Data excerpts
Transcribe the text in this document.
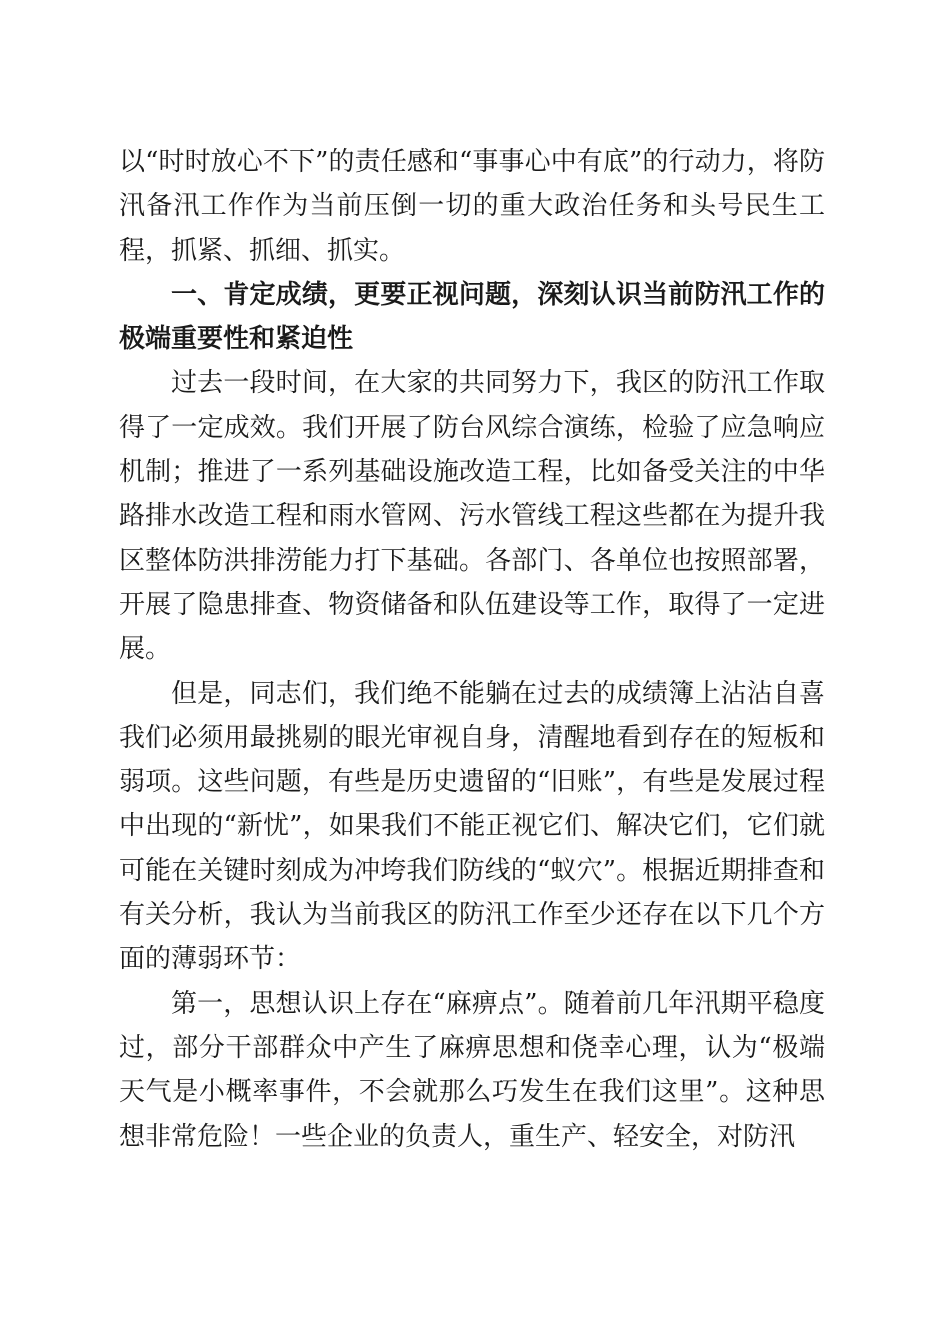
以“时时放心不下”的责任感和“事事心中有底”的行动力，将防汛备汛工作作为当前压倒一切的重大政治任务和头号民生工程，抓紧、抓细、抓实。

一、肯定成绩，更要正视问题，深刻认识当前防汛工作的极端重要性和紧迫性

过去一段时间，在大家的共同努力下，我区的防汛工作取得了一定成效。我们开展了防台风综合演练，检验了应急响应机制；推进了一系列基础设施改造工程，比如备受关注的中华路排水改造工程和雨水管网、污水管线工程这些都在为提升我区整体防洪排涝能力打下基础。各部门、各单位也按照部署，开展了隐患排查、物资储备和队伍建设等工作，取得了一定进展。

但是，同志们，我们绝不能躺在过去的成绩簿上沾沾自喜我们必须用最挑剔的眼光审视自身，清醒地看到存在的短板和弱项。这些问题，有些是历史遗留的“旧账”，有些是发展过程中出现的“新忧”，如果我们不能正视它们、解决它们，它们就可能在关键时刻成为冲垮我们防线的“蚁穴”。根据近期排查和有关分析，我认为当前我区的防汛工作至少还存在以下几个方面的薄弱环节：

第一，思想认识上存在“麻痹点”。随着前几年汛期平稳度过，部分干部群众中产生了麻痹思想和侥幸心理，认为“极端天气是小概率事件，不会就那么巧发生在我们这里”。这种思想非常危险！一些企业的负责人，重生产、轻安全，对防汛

==

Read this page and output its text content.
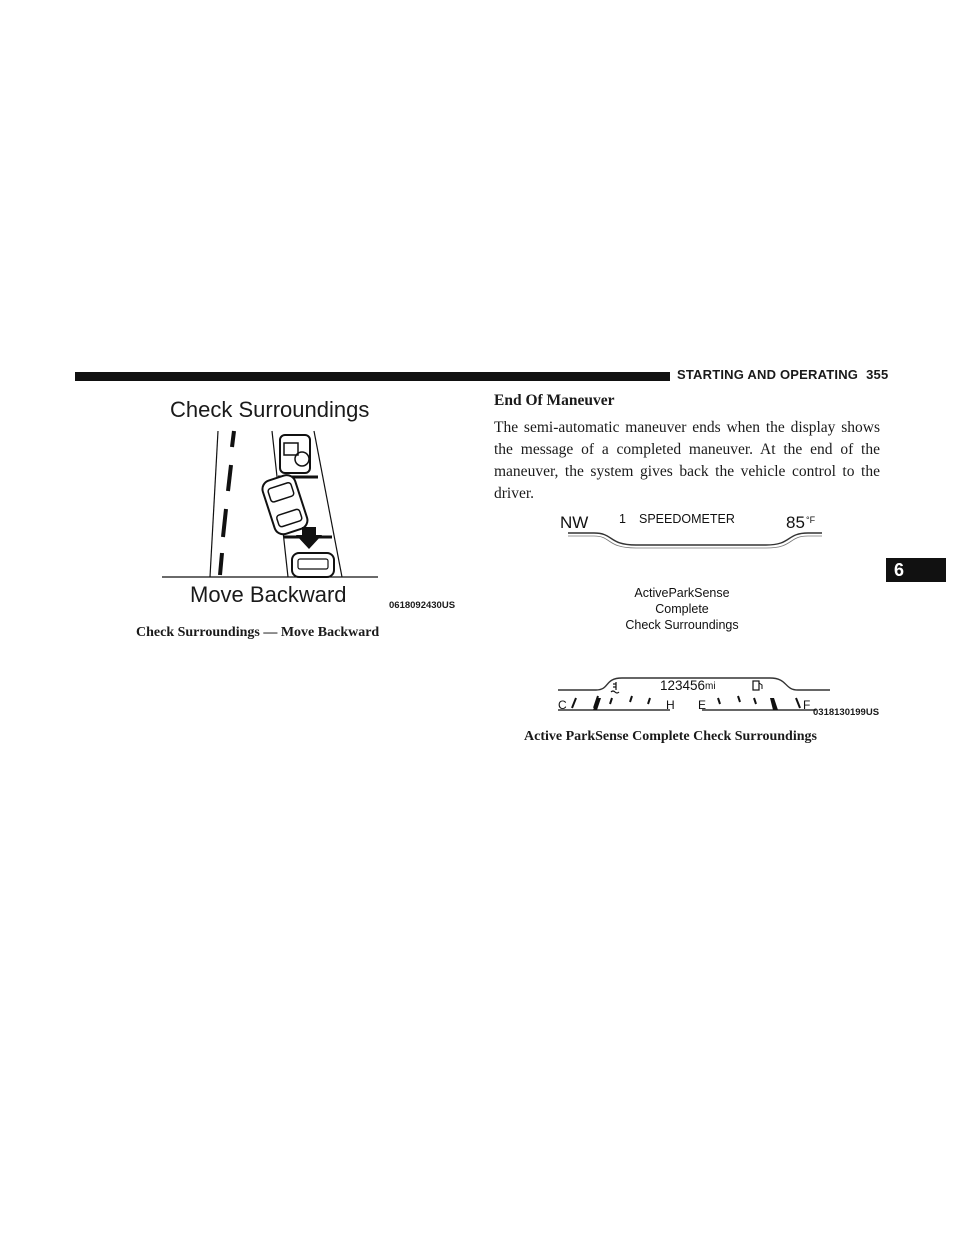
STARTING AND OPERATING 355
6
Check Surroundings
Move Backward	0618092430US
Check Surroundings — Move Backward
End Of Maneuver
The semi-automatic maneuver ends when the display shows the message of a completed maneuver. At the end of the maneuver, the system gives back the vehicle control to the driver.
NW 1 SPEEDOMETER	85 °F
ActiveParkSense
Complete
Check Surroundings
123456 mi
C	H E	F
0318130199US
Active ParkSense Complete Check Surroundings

Written instruction
Pull out all lines from the entries above that include the word "Backward".

Response
Move Backward	0618092430US
Check Surroundings — Move Backward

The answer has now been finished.